-- Предложенный отрывок --
--*--

Донские казаки в борьбе с большевиками — страница 39 из 109

С каждым днем гнет советского произвола давил сильнее, а вместе с этим больше росла и разруха. Громкие окрики большевиков под аккомпанемент продолжавшихся расстрелов окончательно убили и без того в инертном населении всякую мысль о «противлении злу». Большинство испуганно шарахнулось в сторону, боясь как бы не скомпрометировать себя в глазах новой власти и больше всего заботясь о сбережении своих сундуков да старого тряпья, хотя, вне всякого сомнения, никто не был уверен за свою судьбу, не только завтрашнего дня, но даже и за сегодня.

Временное ослабление красного террора вызывало иногда робкие попытки интеллигенции кое-где устроить саботаж, но они успеха не имели и немедленно в корне пресекались красными. Так, например, 24 февраля Городская Дума решила возвысить свой голос в защиту населения и единогласно приняла резолюцию с протестом против зверств большевиков в Новочеркасске. На это большевики ответили немедленным разгоном Думы и назначением своих комиссаров.

--*--

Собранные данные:
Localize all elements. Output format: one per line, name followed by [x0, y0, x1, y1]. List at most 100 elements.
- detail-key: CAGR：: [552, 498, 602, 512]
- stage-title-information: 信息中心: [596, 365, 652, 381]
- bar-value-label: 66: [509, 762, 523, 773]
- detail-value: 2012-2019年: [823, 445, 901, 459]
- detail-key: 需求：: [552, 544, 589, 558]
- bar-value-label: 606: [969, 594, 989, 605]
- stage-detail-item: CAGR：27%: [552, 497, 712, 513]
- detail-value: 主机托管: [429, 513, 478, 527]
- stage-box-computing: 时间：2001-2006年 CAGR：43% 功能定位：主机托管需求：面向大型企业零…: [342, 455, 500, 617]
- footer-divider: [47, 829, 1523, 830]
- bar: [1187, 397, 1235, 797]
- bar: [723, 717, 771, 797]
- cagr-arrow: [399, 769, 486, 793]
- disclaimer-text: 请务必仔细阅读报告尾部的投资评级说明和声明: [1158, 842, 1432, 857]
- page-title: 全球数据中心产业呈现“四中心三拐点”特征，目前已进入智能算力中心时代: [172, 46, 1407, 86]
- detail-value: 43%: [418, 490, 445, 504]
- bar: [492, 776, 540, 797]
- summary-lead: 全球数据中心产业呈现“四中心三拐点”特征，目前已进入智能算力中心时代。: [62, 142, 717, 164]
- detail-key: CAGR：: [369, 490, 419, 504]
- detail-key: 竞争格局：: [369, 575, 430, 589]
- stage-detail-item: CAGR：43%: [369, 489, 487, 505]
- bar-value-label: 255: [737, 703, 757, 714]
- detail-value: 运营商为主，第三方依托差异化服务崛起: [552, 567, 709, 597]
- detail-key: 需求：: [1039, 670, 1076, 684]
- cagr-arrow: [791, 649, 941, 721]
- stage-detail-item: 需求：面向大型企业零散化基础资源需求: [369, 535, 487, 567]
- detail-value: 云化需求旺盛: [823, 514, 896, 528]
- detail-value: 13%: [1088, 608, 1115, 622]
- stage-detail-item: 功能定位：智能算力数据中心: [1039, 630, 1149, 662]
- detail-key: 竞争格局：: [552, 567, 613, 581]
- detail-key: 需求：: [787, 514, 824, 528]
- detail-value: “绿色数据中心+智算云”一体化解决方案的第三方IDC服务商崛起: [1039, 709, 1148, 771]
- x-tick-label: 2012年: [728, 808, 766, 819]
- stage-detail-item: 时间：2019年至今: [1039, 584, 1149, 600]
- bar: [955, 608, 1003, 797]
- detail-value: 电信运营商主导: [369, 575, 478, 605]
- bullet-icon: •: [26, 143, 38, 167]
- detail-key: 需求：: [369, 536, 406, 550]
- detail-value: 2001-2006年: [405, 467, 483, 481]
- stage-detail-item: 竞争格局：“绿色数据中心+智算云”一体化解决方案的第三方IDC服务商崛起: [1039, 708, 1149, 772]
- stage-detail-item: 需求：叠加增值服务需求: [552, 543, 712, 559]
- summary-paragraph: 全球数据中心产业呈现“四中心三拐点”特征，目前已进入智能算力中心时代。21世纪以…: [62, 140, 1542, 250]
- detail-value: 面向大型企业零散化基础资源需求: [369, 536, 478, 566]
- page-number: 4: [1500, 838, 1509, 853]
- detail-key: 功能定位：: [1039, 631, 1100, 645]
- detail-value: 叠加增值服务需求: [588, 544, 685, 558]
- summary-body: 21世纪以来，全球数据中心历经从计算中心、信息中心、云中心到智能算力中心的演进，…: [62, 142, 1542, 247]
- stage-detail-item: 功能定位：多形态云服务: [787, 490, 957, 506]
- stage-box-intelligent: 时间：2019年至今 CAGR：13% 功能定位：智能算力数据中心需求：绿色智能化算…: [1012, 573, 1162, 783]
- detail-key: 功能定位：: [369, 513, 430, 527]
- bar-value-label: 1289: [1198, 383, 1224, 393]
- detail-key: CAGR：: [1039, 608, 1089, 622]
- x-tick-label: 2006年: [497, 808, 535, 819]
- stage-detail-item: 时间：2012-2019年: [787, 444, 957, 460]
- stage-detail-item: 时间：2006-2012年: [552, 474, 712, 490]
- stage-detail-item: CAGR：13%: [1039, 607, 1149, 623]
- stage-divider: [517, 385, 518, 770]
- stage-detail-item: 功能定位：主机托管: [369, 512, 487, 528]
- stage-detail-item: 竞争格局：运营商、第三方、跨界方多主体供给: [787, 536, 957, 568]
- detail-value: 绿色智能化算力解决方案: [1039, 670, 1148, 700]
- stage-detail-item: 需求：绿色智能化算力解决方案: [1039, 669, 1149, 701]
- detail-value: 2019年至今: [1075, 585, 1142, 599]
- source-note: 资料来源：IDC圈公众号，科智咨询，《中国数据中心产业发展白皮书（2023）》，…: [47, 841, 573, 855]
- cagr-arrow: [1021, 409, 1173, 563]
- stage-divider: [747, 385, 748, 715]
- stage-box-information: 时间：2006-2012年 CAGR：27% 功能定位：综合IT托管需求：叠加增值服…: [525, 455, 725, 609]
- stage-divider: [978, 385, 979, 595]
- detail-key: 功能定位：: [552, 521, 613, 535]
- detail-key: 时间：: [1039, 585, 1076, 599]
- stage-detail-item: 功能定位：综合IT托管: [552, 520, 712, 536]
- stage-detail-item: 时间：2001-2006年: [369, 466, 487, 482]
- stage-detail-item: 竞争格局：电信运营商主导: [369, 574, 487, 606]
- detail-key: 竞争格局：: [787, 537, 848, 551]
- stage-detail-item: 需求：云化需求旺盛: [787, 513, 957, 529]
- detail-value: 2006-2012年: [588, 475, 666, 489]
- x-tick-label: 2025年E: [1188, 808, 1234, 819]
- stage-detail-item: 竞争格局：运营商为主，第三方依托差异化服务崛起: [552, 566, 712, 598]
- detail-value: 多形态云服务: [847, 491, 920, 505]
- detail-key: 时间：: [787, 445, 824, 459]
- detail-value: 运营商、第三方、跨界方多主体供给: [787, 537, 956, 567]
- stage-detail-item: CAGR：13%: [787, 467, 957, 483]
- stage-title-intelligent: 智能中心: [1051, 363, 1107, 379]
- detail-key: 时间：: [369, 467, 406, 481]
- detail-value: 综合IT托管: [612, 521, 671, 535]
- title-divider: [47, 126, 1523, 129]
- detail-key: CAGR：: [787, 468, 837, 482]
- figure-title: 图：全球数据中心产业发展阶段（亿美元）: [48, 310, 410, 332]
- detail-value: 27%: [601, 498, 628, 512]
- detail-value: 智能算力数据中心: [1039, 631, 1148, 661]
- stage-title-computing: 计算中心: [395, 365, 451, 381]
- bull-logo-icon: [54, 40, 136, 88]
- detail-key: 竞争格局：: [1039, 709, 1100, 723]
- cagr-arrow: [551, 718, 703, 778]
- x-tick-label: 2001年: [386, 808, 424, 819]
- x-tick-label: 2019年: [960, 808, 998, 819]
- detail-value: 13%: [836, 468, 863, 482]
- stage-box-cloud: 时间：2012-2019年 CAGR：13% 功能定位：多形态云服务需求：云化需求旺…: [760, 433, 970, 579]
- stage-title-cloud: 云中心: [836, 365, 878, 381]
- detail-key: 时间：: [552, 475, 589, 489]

--*--

-- Что нужно сделать --
Напишите продолжение отрывка о донских казаках в борьбе с большевиками, начиная сразу после его последнего предложения.

-- Письменный ответ --
Беспощадными расправами с непокорными и жестоким террором Советская власть достигла того, что окончательно поработила волю населения, заставив его рабски выполнять каждое свое распоряжение[48]. Трудно сказать, как бы долго продлилось такое состояние, если бы не стал ощущаться недостаток съестных припасов. Именно ежедневное недоедание начало постепенно пробуждать у обывателя чувства негодования и рассеивать панический страх перед красными владыками. А ведь еще недавно, т. е. в начале воцарения большевиков на Дону, мне приходилось слышать такие рассуждения: «Ну уж, ежели большевики не пощадили Атамана и Председателя Круга, то с другими, тем более, они не станут церемониться. Они не то, что наше старое Правительство, которое только просило, да уговаривало. Эта власть действует жестоко и решительно и свои угрозы тотчас же приводит в исполнение», – со вздохом поведал мне один уважаемый старожил Новочеркасска, видимо, готовясь беспрекословно исполнить всякий приказ новых самодержцев. Не менее характерно и то, что если раньше обыватель безучастно и более чем халатно относился к призывам и распоряжениям Донского Правительства, то теперь, наоборот, боясь и трепеща перед красными, каждый стремился заранее осведомиться о советских декретах. Уже рано утром, большинство спешило запастись большевистскими «Известиями», дабы прочитать все новости и, главное, не оставить случайно без исполнения какого-либо распоряжения. Так жестокостью и массовыми расстрелами большевики молниеносно изменили психологию населения. Но, к чести новочеркасских обывателей, следует отметить, что процент открыто ставших на сторону большевиков и делавших красную карьеру, был крайне невелик. Немного оказалось и тех, которые в свое время тайно оказывали услуги большевикам, скрывали их у себя и тем самым страховали себя на всякий случай. Отрадным явлением было и то, что всякая поддержка большевиков или тесный с ними контакт, не оправдывавшийся обстоятельствами, обычно вызывали глухое порицание. На этой почве нередко между близкими происходили разногласия, рушились идеалы, мечтания, разбивалось иногда семейное счастье.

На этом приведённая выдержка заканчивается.